* [Written instruction]: Set the listing down unchanged, minus every embedded image.

### Provided records

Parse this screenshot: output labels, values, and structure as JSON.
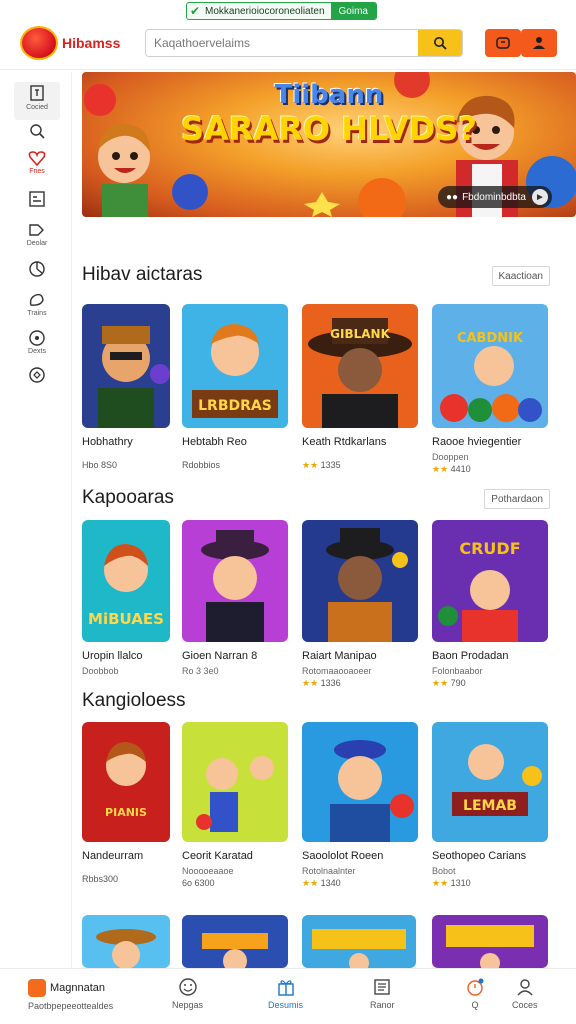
{
  "announcement": {
    "text": "Mokkanerioiocoroneoliaten",
    "button": "Goima"
  },
  "header": {
    "logo_badge": "ROOM LOGO",
    "logo_name": "Hibamss",
    "search_placeholder": "Kaqathoervelaims"
  },
  "sidebar": {
    "items": [
      {
        "label": "Cocied",
        "icon": "bookmark-icon"
      },
      {
        "label": "",
        "icon": "search-icon"
      },
      {
        "label": "Fries",
        "icon": "heart-icon"
      },
      {
        "label": "",
        "icon": "document-icon"
      },
      {
        "label": "Deolar",
        "icon": "tag-icon"
      },
      {
        "label": "",
        "icon": "chart-icon"
      },
      {
        "label": "Trains",
        "icon": "globe-icon"
      },
      {
        "label": "Dexts",
        "icon": "circle-icon"
      },
      {
        "label": "",
        "icon": "badge-icon"
      }
    ]
  },
  "banner": {
    "title1": "Tiibann",
    "title2": "SARARO HLVDS?",
    "cta": "Fbdominbdbta"
  },
  "sections": [
    {
      "title": "Hibav aictaras",
      "more": "Kaactioan",
      "cards": [
        {
          "name": "Hobhathry",
          "sub": "",
          "rate": "Hbo 8S0",
          "stars": ""
        },
        {
          "name": "Hebtabh Reo",
          "sub": "",
          "rate": "Rdobbios",
          "stars": ""
        },
        {
          "name": "Keath Rtdkarlans",
          "sub": "",
          "rate": "1335",
          "stars": "★★"
        },
        {
          "name": "Raooe hviegentier",
          "sub": "Dooppen",
          "rate": "4410",
          "stars": "★★"
        }
      ]
    },
    {
      "title": "Kapooaras",
      "more": "Pothardaon",
      "cards": [
        {
          "name": "Uropin llalco",
          "sub": "",
          "rate": "Doobbob",
          "stars": ""
        },
        {
          "name": "Gioen Narran 8",
          "sub": "",
          "rate": "Ro 3 3e0",
          "stars": ""
        },
        {
          "name": "Raiart Manipao",
          "sub": "Rotomaaooaoeer",
          "rate": "1336",
          "stars": "★★"
        },
        {
          "name": "Baon Prodadan",
          "sub": "Folonbaabor",
          "rate": "790",
          "stars": "★★"
        }
      ]
    },
    {
      "title": "Kangioloess",
      "more": "",
      "cards": [
        {
          "name": "Nandeurram",
          "sub": "",
          "rate": "Rbbs300",
          "stars": ""
        },
        {
          "name": "Ceorit Karatad",
          "sub": "Nooooeaaoe",
          "rate": "6o 6300",
          "stars": ""
        },
        {
          "name": "Saoololot Roeen",
          "sub": "Rotolnaalnter",
          "rate": "1340",
          "stars": "★★"
        },
        {
          "name": "Seothopeo Carians",
          "sub": "Bobot",
          "rate": "1310",
          "stars": "★★"
        }
      ]
    }
  ],
  "bottom_nav": {
    "brand": "Magnnatan",
    "brand_sub": "Paotbpepeeottealdes",
    "items": [
      {
        "label": "Nepgas",
        "icon": "smiley-icon"
      },
      {
        "label": "Desumis",
        "icon": "gift-icon"
      },
      {
        "label": "Ranor",
        "icon": "list-icon"
      },
      {
        "label": "Q",
        "icon": "timer-icon"
      },
      {
        "label": "Coces",
        "icon": "user-icon"
      }
    ]
  },
  "colors": {
    "accent": "#f35a1b",
    "brand_red": "#d8231e",
    "search_yellow": "#f6c21a",
    "green": "#22a447",
    "active_blue": "#1b76c9"
  }
}
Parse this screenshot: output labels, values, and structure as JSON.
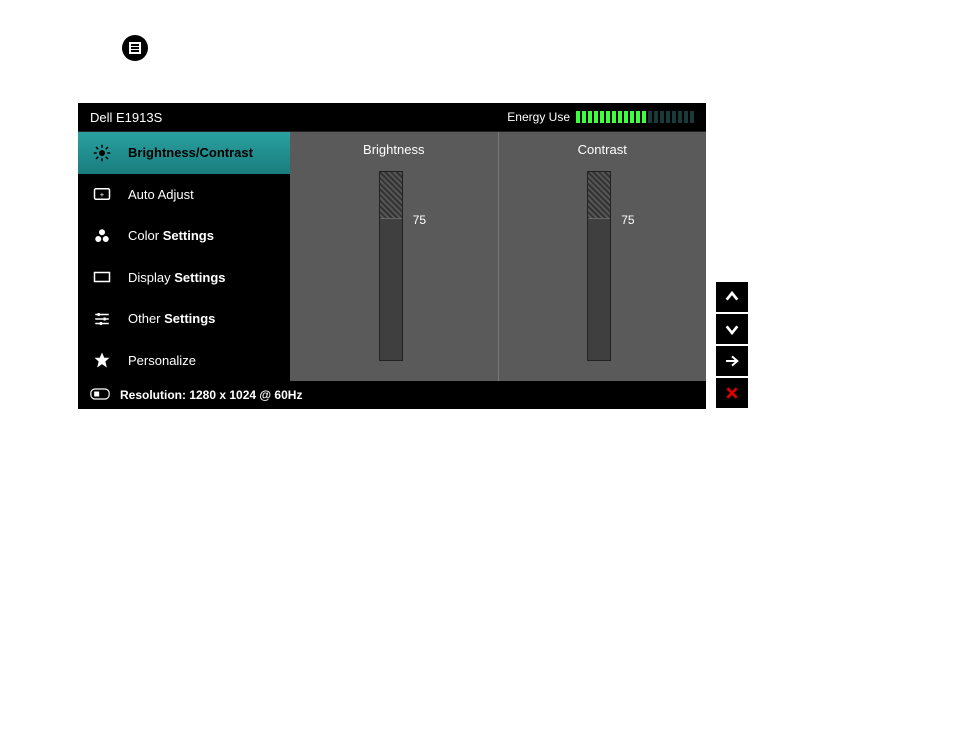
{
  "header": {
    "model": "Dell E1913S",
    "energy_label": "Energy Use",
    "energy_bars_total": 20,
    "energy_bars_on": 12
  },
  "sidebar": {
    "items": [
      {
        "label": "Brightness/Contrast",
        "icon": "brightness-icon",
        "active": true
      },
      {
        "label": "Auto Adjust",
        "icon": "auto-adjust-icon",
        "active": false
      },
      {
        "label": "Color Settings",
        "icon": "color-icon",
        "active": false
      },
      {
        "label": "Display Settings",
        "icon": "display-icon",
        "active": false
      },
      {
        "label": "Other Settings",
        "icon": "sliders-icon",
        "active": false
      },
      {
        "label": "Personalize",
        "icon": "star-icon",
        "active": false
      }
    ]
  },
  "panel": {
    "columns": [
      {
        "title": "Brightness",
        "value": 75,
        "max": 100
      },
      {
        "title": "Contrast",
        "value": 75,
        "max": 100
      }
    ]
  },
  "footer": {
    "resolution_label": "Resolution: 1280 x 1024 @ 60Hz"
  },
  "nav": {
    "buttons": [
      "up",
      "down",
      "right",
      "close"
    ]
  }
}
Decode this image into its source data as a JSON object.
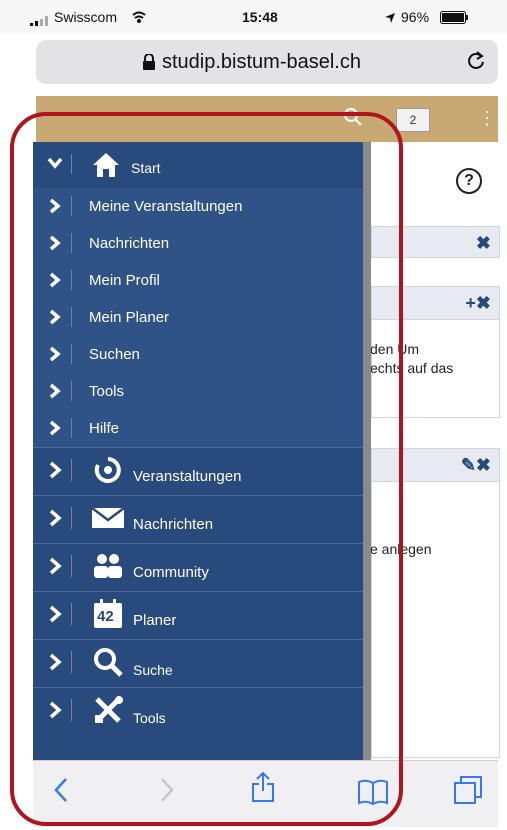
{
  "status_bar": {
    "carrier": "Swisscom",
    "time": "15:48",
    "battery": "96%"
  },
  "browser": {
    "url": "studip.bistum-basel.ch"
  },
  "app_header": {
    "badge_count": "2"
  },
  "background": {
    "text_1": "den Um",
    "text_2": "echts auf das",
    "text_3": "e anlegen"
  },
  "menu": {
    "start": "Start",
    "sub_items": [
      "Meine Veranstaltungen",
      "Nachrichten",
      "Mein Profil",
      "Mein Planer",
      "Suchen",
      "Tools",
      "Hilfe"
    ],
    "items": [
      {
        "label": "Veranstaltungen",
        "icon": "target-icon"
      },
      {
        "label": "Nachrichten",
        "icon": "envelope-icon"
      },
      {
        "label": "Community",
        "icon": "people-icon"
      },
      {
        "label": "Planer",
        "icon": "calendar-icon",
        "icon_text": "42"
      },
      {
        "label": "Suche",
        "icon": "magnifier-icon"
      },
      {
        "label": "Tools",
        "icon": "tools-icon"
      }
    ]
  },
  "colors": {
    "menu_bg": "#284a7d",
    "header_bg": "#c9a973",
    "highlight_frame": "#b0141c"
  }
}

######

* [Result of the task]:
Parse this screenshot: output labels, values, and structure as JSON.
{
  "announcement": {
    "text": "Mokkanerioiocoroneoliaten",
    "button": "Goima"
  },
  "header": {
    "logo_badge": "ROOM LOGO",
    "logo_name": "Hibamss",
    "search_placeholder": "Kaqathoervelaims"
  },
  "sidebar": {
    "items": [
      {
        "label": "Cocied",
        "icon": "bookmark-icon"
      },
      {
        "label": "",
        "icon": "search-icon"
      },
      {
        "label": "Fries",
        "icon": "heart-icon"
      },
      {
        "label": "",
        "icon": "document-icon"
      },
      {
        "label": "Deolar",
        "icon": "tag-icon"
      },
      {
        "label": "",
        "icon": "chart-icon"
      },
      {
        "label": "Trains",
        "icon": "globe-icon"
      },
      {
        "label": "Dexts",
        "icon": "circle-icon"
      },
      {
        "label": "",
        "icon": "badge-icon"
      }
    ]
  },
  "banner": {
    "title1": "Tiibann",
    "title2": "SARARO HLVDS?",
    "cta": "Fbdominbdbta"
  },
  "sections": [
    {
      "title": "Hibav aictaras",
      "more": "Kaactioan",
      "cards": [
        {
          "name": "Hobhathry",
          "sub": "",
          "rate": "Hbo 8S0",
          "stars": ""
        },
        {
          "name": "Hebtabh Reo",
          "sub": "",
          "rate": "Rdobbios",
          "stars": ""
        },
        {
          "name": "Keath Rtdkarlans",
          "sub": "",
          "rate": "1335",
          "stars": "★★"
        },
        {
          "name": "Raooe hviegentier",
          "sub": "Dooppen",
          "rate": "4410",
          "stars": "★★"
        }
      ]
    },
    {
      "title": "Kapooaras",
      "more": "Pothardaon",
      "cards": [
        {
          "name": "Uropin llalco",
          "sub": "",
          "rate": "Doobbob",
          "stars": ""
        },
        {
          "name": "Gioen Narran 8",
          "sub": "",
          "rate": "Ro 3 3e0",
          "stars": ""
        },
        {
          "name": "Raiart Manipao",
          "sub": "Rotomaaooaoeer",
          "rate": "1336",
          "stars": "★★"
        },
        {
          "name": "Baon Prodadan",
          "sub": "Folonbaabor",
          "rate": "790",
          "stars": "★★"
        }
      ]
    },
    {
      "title": "Kangioloess",
      "more": "",
      "cards": [
        {
          "name": "Nandeurram",
          "sub": "",
          "rate": "Rbbs300",
          "stars": ""
        },
        {
          "name": "Ceorit Karatad",
          "sub": "Nooooeaaoe",
          "rate": "6o 6300",
          "stars": ""
        },
        {
          "name": "Saoololot Roeen",
          "sub": "Rotolnaalnter",
          "rate": "1340",
          "stars": "★★"
        },
        {
          "name": "Seothopeo Carians",
          "sub": "Bobot",
          "rate": "1310",
          "stars": "★★"
        }
      ]
    }
  ],
  "bottom_nav": {
    "brand": "Magnnatan",
    "brand_sub": "Paotbpepeeottealdes",
    "items": [
      {
        "label": "Nepgas",
        "icon": "smiley-icon"
      },
      {
        "label": "Desumis",
        "icon": "gift-icon"
      },
      {
        "label": "Ranor",
        "icon": "list-icon"
      },
      {
        "label": "Q",
        "icon": "timer-icon"
      },
      {
        "label": "Coces",
        "icon": "user-icon"
      }
    ]
  },
  "colors": {
    "accent": "#f35a1b",
    "brand_red": "#d8231e",
    "search_yellow": "#f6c21a",
    "green": "#22a447",
    "active_blue": "#1b76c9"
  }
}
Parse this screenshot: output labels, values, and structure as JSON.
{
  "header": {
    "model": "Dell E1913S",
    "energy_label": "Energy Use",
    "energy_bars_total": 20,
    "energy_bars_on": 12
  },
  "sidebar": {
    "items": [
      {
        "label": "Brightness/Contrast",
        "icon": "brightness-icon",
        "active": true
      },
      {
        "label": "Auto Adjust",
        "icon": "auto-adjust-icon",
        "active": false
      },
      {
        "label": "Color Settings",
        "icon": "color-icon",
        "active": false
      },
      {
        "label": "Display Settings",
        "icon": "display-icon",
        "active": false
      },
      {
        "label": "Other Settings",
        "icon": "sliders-icon",
        "active": false
      },
      {
        "label": "Personalize",
        "icon": "star-icon",
        "active": false
      }
    ]
  },
  "panel": {
    "columns": [
      {
        "title": "Brightness",
        "value": 75,
        "max": 100
      },
      {
        "title": "Contrast",
        "value": 75,
        "max": 100
      }
    ]
  },
  "footer": {
    "resolution_label": "Resolution: 1280 x 1024 @ 60Hz"
  },
  "nav": {
    "buttons": [
      "up",
      "down",
      "right",
      "close"
    ]
  }
}
Decode this image into its source data as a JSON object.
{
  "status_bar": {
    "carrier": "Swisscom",
    "time": "15:48",
    "battery": "96%"
  },
  "browser": {
    "url": "studip.bistum-basel.ch"
  },
  "app_header": {
    "badge_count": "2"
  },
  "background": {
    "text_1": "den Um",
    "text_2": "echts auf das",
    "text_3": "e anlegen"
  },
  "menu": {
    "start": "Start",
    "sub_items": [
      "Meine Veranstaltungen",
      "Nachrichten",
      "Mein Profil",
      "Mein Planer",
      "Suchen",
      "Tools",
      "Hilfe"
    ],
    "items": [
      {
        "label": "Veranstaltungen",
        "icon": "target-icon"
      },
      {
        "label": "Nachrichten",
        "icon": "envelope-icon"
      },
      {
        "label": "Community",
        "icon": "people-icon"
      },
      {
        "label": "Planer",
        "icon": "calendar-icon",
        "icon_text": "42"
      },
      {
        "label": "Suche",
        "icon": "magnifier-icon"
      },
      {
        "label": "Tools",
        "icon": "tools-icon"
      }
    ]
  },
  "colors": {
    "menu_bg": "#284a7d",
    "header_bg": "#c9a973",
    "highlight_frame": "#b0141c"
  }
}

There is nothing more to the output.